List all lines of the data containing the word "filled".

══════════

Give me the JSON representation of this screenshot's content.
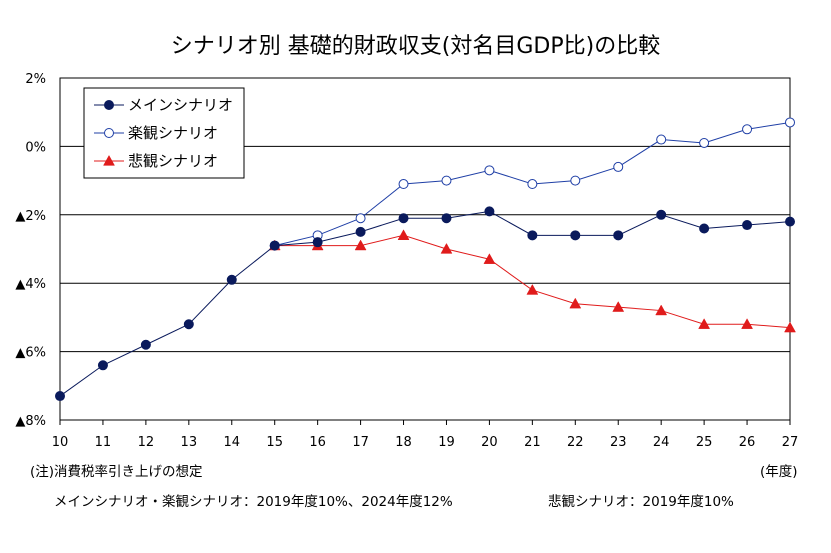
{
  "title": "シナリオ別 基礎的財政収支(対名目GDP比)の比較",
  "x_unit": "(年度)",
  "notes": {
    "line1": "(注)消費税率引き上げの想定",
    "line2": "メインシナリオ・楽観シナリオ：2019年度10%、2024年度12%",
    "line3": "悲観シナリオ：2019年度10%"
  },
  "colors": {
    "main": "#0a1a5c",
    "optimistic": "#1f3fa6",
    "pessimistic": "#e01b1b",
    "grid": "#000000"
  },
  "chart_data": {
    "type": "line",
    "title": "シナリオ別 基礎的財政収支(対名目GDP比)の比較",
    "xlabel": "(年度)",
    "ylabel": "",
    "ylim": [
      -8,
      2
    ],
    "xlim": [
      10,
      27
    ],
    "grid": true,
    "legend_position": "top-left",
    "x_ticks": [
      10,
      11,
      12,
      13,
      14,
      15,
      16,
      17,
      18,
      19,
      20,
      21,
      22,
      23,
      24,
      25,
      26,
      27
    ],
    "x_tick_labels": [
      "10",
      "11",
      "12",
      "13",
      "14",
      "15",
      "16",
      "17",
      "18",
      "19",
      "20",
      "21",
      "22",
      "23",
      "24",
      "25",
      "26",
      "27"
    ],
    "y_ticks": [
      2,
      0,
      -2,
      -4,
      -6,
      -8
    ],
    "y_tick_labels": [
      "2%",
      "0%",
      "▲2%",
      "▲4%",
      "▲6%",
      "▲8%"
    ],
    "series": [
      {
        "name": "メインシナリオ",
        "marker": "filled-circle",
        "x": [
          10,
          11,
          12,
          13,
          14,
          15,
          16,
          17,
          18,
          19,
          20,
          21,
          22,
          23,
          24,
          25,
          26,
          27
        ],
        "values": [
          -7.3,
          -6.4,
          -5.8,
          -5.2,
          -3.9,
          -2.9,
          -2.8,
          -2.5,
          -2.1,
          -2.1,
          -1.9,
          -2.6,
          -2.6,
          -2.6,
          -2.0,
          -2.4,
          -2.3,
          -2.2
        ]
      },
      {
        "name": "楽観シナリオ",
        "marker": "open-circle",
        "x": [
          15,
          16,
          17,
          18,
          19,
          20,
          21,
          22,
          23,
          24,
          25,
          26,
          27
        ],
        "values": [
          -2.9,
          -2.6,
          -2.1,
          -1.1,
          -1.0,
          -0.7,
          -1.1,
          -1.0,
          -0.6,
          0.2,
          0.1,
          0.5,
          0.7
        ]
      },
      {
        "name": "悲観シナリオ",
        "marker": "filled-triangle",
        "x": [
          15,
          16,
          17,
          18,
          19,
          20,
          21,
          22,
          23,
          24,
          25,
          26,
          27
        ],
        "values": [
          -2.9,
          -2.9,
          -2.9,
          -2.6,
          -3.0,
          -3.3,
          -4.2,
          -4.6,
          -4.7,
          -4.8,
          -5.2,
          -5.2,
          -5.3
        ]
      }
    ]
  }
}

══════════

Finished task:
        "marker": "filled-circle",
        "marker": "filled-triangle",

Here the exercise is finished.